◆ To do ◆
Quote the entries word for word. Omit the pictures.

◆ Working data ◆

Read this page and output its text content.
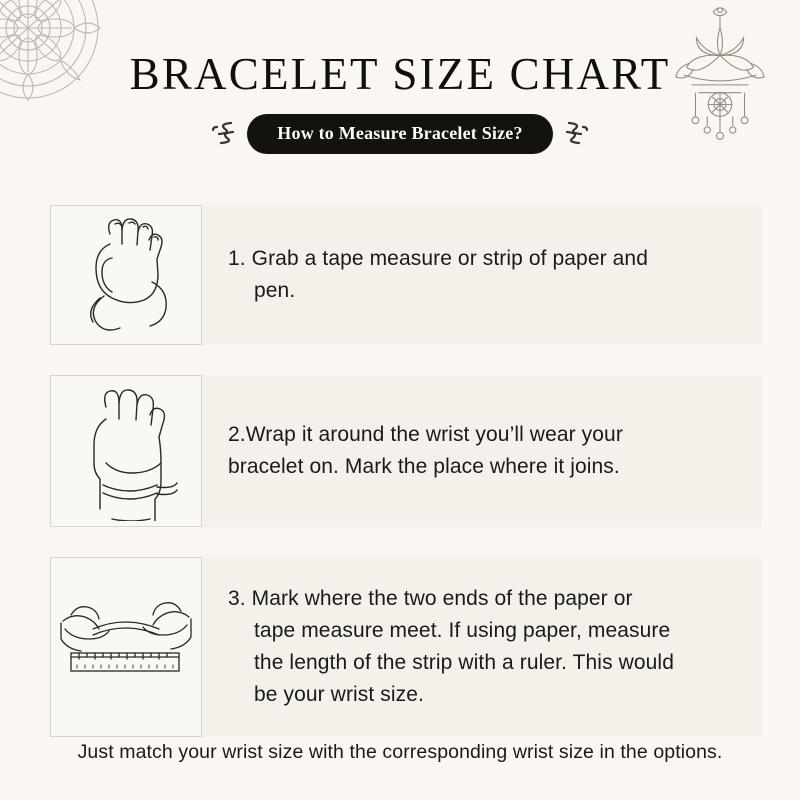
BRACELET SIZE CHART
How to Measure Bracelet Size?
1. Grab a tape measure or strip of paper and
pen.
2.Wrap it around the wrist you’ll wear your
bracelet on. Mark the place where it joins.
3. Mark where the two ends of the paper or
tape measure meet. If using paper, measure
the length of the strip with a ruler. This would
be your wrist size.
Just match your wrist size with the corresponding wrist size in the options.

◆ Task response ◆
Read this page and output its text content.
BRACELET SIZE CHART
How to Measure Bracelet Size?
1. Grab a tape measure or strip of paper and
pen.
2.Wrap it around the wrist you’ll wear your
bracelet on. Mark the place where it joins.
3. Mark where the two ends of the paper or
tape measure meet. If using paper, measure
the length of the strip with a ruler. This would
be your wrist size.
Just match your wrist size with the corresponding wrist size in the options.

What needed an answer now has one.